::: Records provided :::
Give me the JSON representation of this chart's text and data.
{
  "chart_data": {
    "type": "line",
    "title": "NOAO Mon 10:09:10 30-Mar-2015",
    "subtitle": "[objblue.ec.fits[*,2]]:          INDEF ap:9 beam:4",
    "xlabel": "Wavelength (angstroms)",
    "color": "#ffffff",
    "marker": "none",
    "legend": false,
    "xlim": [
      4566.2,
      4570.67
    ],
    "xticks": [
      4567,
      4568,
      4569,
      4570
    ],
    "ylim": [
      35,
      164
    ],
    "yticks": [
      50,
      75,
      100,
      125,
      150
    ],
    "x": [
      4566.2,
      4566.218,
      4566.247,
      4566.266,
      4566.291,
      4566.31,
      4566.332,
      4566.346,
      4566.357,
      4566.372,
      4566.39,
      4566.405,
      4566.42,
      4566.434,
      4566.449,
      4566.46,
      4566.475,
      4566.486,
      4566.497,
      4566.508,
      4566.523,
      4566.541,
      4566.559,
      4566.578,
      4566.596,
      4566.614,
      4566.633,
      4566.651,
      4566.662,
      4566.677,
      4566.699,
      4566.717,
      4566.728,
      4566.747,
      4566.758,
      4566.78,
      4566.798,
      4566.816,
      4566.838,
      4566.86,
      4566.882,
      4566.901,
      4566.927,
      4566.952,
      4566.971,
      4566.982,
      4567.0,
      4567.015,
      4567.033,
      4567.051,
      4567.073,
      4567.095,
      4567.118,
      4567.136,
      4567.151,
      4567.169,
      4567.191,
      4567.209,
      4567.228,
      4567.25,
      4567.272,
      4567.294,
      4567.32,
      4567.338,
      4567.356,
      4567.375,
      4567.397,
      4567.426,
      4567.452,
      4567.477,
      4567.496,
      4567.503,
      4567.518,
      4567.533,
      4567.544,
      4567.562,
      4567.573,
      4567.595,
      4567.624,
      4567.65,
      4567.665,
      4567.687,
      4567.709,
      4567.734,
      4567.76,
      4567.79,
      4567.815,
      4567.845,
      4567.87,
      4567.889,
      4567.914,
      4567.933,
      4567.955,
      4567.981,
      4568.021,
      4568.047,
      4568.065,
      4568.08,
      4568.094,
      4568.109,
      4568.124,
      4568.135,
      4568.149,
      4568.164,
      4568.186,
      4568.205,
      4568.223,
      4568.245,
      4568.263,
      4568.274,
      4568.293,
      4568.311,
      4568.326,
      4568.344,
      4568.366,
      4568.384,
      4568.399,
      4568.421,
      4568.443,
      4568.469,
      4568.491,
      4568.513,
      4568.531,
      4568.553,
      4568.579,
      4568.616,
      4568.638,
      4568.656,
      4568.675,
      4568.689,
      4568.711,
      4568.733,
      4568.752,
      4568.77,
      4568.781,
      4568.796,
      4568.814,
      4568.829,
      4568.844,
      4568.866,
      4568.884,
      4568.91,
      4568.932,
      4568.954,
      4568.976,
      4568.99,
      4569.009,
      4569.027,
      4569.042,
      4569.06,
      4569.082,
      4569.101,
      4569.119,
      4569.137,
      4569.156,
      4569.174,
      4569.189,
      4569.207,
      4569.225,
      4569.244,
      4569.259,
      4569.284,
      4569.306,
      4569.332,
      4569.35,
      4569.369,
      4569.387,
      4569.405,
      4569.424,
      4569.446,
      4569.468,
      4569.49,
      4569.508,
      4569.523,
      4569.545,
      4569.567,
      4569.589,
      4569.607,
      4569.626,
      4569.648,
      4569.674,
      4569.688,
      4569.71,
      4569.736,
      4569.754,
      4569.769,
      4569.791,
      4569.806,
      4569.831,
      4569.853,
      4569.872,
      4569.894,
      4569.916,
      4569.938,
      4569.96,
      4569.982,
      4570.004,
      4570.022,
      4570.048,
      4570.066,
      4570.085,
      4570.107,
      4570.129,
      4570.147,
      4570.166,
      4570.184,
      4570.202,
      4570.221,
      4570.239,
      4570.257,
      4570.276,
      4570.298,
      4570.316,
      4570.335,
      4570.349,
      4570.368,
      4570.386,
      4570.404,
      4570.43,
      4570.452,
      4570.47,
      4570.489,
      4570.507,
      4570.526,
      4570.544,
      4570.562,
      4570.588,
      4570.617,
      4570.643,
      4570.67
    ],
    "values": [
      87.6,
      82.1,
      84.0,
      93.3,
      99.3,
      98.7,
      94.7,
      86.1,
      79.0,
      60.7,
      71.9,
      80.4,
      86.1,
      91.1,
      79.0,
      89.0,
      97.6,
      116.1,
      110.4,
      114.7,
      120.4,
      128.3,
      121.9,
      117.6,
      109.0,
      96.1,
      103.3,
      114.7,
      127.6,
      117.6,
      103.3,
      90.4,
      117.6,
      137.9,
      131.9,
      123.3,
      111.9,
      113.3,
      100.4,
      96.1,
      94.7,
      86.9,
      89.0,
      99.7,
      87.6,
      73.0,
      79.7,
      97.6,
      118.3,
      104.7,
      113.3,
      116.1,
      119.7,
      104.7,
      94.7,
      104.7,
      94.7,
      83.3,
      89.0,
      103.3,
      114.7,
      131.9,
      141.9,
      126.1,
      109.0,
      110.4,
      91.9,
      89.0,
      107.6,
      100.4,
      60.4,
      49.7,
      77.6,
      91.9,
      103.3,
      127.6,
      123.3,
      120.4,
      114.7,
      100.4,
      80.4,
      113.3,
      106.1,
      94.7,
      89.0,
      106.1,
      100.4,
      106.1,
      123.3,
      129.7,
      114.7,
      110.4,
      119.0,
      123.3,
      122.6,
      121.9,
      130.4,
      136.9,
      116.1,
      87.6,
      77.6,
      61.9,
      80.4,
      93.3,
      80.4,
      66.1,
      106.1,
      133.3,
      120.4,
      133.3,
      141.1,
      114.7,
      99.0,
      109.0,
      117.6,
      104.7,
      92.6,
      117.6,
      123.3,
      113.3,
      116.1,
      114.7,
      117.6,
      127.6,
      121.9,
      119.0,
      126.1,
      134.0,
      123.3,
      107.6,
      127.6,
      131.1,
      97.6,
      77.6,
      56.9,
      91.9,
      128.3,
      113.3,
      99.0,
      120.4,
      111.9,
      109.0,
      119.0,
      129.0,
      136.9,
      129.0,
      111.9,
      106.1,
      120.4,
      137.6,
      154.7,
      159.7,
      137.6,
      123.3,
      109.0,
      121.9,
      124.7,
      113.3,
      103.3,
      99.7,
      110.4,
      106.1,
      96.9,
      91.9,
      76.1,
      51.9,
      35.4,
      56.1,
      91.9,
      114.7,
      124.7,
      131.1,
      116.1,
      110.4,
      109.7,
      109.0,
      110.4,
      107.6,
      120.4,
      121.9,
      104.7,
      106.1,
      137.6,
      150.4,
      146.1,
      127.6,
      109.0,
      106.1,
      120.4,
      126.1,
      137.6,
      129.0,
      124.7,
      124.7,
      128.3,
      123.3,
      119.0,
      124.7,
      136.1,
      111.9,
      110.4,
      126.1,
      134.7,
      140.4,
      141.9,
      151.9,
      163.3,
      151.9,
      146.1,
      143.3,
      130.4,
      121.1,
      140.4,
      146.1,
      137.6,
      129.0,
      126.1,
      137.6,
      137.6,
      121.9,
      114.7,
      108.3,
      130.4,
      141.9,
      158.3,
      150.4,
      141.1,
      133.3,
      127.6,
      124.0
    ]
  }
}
:::
▸ **Exercise description**
Would you write down every record again, exactly?

▸ **Task result**
Give me the JSON representation of this chart's text and data.
{
  "chart_data": {
    "type": "line",
    "title": "NOAO Mon 10:09:10 30-Mar-2015",
    "subtitle": "[objblue.ec.fits[*,2]]:          INDEF ap:9 beam:4",
    "xlabel": "Wavelength (angstroms)",
    "color": "#ffffff",
    "marker": "none",
    "legend": false,
    "xlim": [
      4566.2,
      4570.67
    ],
    "xticks": [
      4567,
      4568,
      4569,
      4570
    ],
    "ylim": [
      35,
      164
    ],
    "yticks": [
      50,
      75,
      100,
      125,
      150
    ],
    "x": [
      4566.2,
      4566.218,
      4566.247,
      4566.266,
      4566.291,
      4566.31,
      4566.332,
      4566.346,
      4566.357,
      4566.372,
      4566.39,
      4566.405,
      4566.42,
      4566.434,
      4566.449,
      4566.46,
      4566.475,
      4566.486,
      4566.497,
      4566.508,
      4566.523,
      4566.541,
      4566.559,
      4566.578,
      4566.596,
      4566.614,
      4566.633,
      4566.651,
      4566.662,
      4566.677,
      4566.699,
      4566.717,
      4566.728,
      4566.747,
      4566.758,
      4566.78,
      4566.798,
      4566.816,
      4566.838,
      4566.86,
      4566.882,
      4566.901,
      4566.927,
      4566.952,
      4566.971,
      4566.982,
      4567.0,
      4567.015,
      4567.033,
      4567.051,
      4567.073,
      4567.095,
      4567.118,
      4567.136,
      4567.151,
      4567.169,
      4567.191,
      4567.209,
      4567.228,
      4567.25,
      4567.272,
      4567.294,
      4567.32,
      4567.338,
      4567.356,
      4567.375,
      4567.397,
      4567.426,
      4567.452,
      4567.477,
      4567.496,
      4567.503,
      4567.518,
      4567.533,
      4567.544,
      4567.562,
      4567.573,
      4567.595,
      4567.624,
      4567.65,
      4567.665,
      4567.687,
      4567.709,
      4567.734,
      4567.76,
      4567.79,
      4567.815,
      4567.845,
      4567.87,
      4567.889,
      4567.914,
      4567.933,
      4567.955,
      4567.981,
      4568.021,
      4568.047,
      4568.065,
      4568.08,
      4568.094,
      4568.109,
      4568.124,
      4568.135,
      4568.149,
      4568.164,
      4568.186,
      4568.205,
      4568.223,
      4568.245,
      4568.263,
      4568.274,
      4568.293,
      4568.311,
      4568.326,
      4568.344,
      4568.366,
      4568.384,
      4568.399,
      4568.421,
      4568.443,
      4568.469,
      4568.491,
      4568.513,
      4568.531,
      4568.553,
      4568.579,
      4568.616,
      4568.638,
      4568.656,
      4568.675,
      4568.689,
      4568.711,
      4568.733,
      4568.752,
      4568.77,
      4568.781,
      4568.796,
      4568.814,
      4568.829,
      4568.844,
      4568.866,
      4568.884,
      4568.91,
      4568.932,
      4568.954,
      4568.976,
      4568.99,
      4569.009,
      4569.027,
      4569.042,
      4569.06,
      4569.082,
      4569.101,
      4569.119,
      4569.137,
      4569.156,
      4569.174,
      4569.189,
      4569.207,
      4569.225,
      4569.244,
      4569.259,
      4569.284,
      4569.306,
      4569.332,
      4569.35,
      4569.369,
      4569.387,
      4569.405,
      4569.424,
      4569.446,
      4569.468,
      4569.49,
      4569.508,
      4569.523,
      4569.545,
      4569.567,
      4569.589,
      4569.607,
      4569.626,
      4569.648,
      4569.674,
      4569.688,
      4569.71,
      4569.736,
      4569.754,
      4569.769,
      4569.791,
      4569.806,
      4569.831,
      4569.853,
      4569.872,
      4569.894,
      4569.916,
      4569.938,
      4569.96,
      4569.982,
      4570.004,
      4570.022,
      4570.048,
      4570.066,
      4570.085,
      4570.107,
      4570.129,
      4570.147,
      4570.166,
      4570.184,
      4570.202,
      4570.221,
      4570.239,
      4570.257,
      4570.276,
      4570.298,
      4570.316,
      4570.335,
      4570.349,
      4570.368,
      4570.386,
      4570.404,
      4570.43,
      4570.452,
      4570.47,
      4570.489,
      4570.507,
      4570.526,
      4570.544,
      4570.562,
      4570.588,
      4570.617,
      4570.643,
      4570.67
    ],
    "values": [
      87.6,
      82.1,
      84.0,
      93.3,
      99.3,
      98.7,
      94.7,
      86.1,
      79.0,
      60.7,
      71.9,
      80.4,
      86.1,
      91.1,
      79.0,
      89.0,
      97.6,
      116.1,
      110.4,
      114.7,
      120.4,
      128.3,
      121.9,
      117.6,
      109.0,
      96.1,
      103.3,
      114.7,
      127.6,
      117.6,
      103.3,
      90.4,
      117.6,
      137.9,
      131.9,
      123.3,
      111.9,
      113.3,
      100.4,
      96.1,
      94.7,
      86.9,
      89.0,
      99.7,
      87.6,
      73.0,
      79.7,
      97.6,
      118.3,
      104.7,
      113.3,
      116.1,
      119.7,
      104.7,
      94.7,
      104.7,
      94.7,
      83.3,
      89.0,
      103.3,
      114.7,
      131.9,
      141.9,
      126.1,
      109.0,
      110.4,
      91.9,
      89.0,
      107.6,
      100.4,
      60.4,
      49.7,
      77.6,
      91.9,
      103.3,
      127.6,
      123.3,
      120.4,
      114.7,
      100.4,
      80.4,
      113.3,
      106.1,
      94.7,
      89.0,
      106.1,
      100.4,
      106.1,
      123.3,
      129.7,
      114.7,
      110.4,
      119.0,
      123.3,
      122.6,
      121.9,
      130.4,
      136.9,
      116.1,
      87.6,
      77.6,
      61.9,
      80.4,
      93.3,
      80.4,
      66.1,
      106.1,
      133.3,
      120.4,
      133.3,
      141.1,
      114.7,
      99.0,
      109.0,
      117.6,
      104.7,
      92.6,
      117.6,
      123.3,
      113.3,
      116.1,
      114.7,
      117.6,
      127.6,
      121.9,
      119.0,
      126.1,
      134.0,
      123.3,
      107.6,
      127.6,
      131.1,
      97.6,
      77.6,
      56.9,
      91.9,
      128.3,
      113.3,
      99.0,
      120.4,
      111.9,
      109.0,
      119.0,
      129.0,
      136.9,
      129.0,
      111.9,
      106.1,
      120.4,
      137.6,
      154.7,
      159.7,
      137.6,
      123.3,
      109.0,
      121.9,
      124.7,
      113.3,
      103.3,
      99.7,
      110.4,
      106.1,
      96.9,
      91.9,
      76.1,
      51.9,
      35.4,
      56.1,
      91.9,
      114.7,
      124.7,
      131.1,
      116.1,
      110.4,
      109.7,
      109.0,
      110.4,
      107.6,
      120.4,
      121.9,
      104.7,
      106.1,
      137.6,
      150.4,
      146.1,
      127.6,
      109.0,
      106.1,
      120.4,
      126.1,
      137.6,
      129.0,
      124.7,
      124.7,
      128.3,
      123.3,
      119.0,
      124.7,
      136.1,
      111.9,
      110.4,
      126.1,
      134.7,
      140.4,
      141.9,
      151.9,
      163.3,
      151.9,
      146.1,
      143.3,
      130.4,
      121.1,
      140.4,
      146.1,
      137.6,
      129.0,
      126.1,
      137.6,
      137.6,
      121.9,
      114.7,
      108.3,
      130.4,
      141.9,
      158.3,
      150.4,
      141.1,
      133.3,
      127.6,
      124.0
    ]
  }
}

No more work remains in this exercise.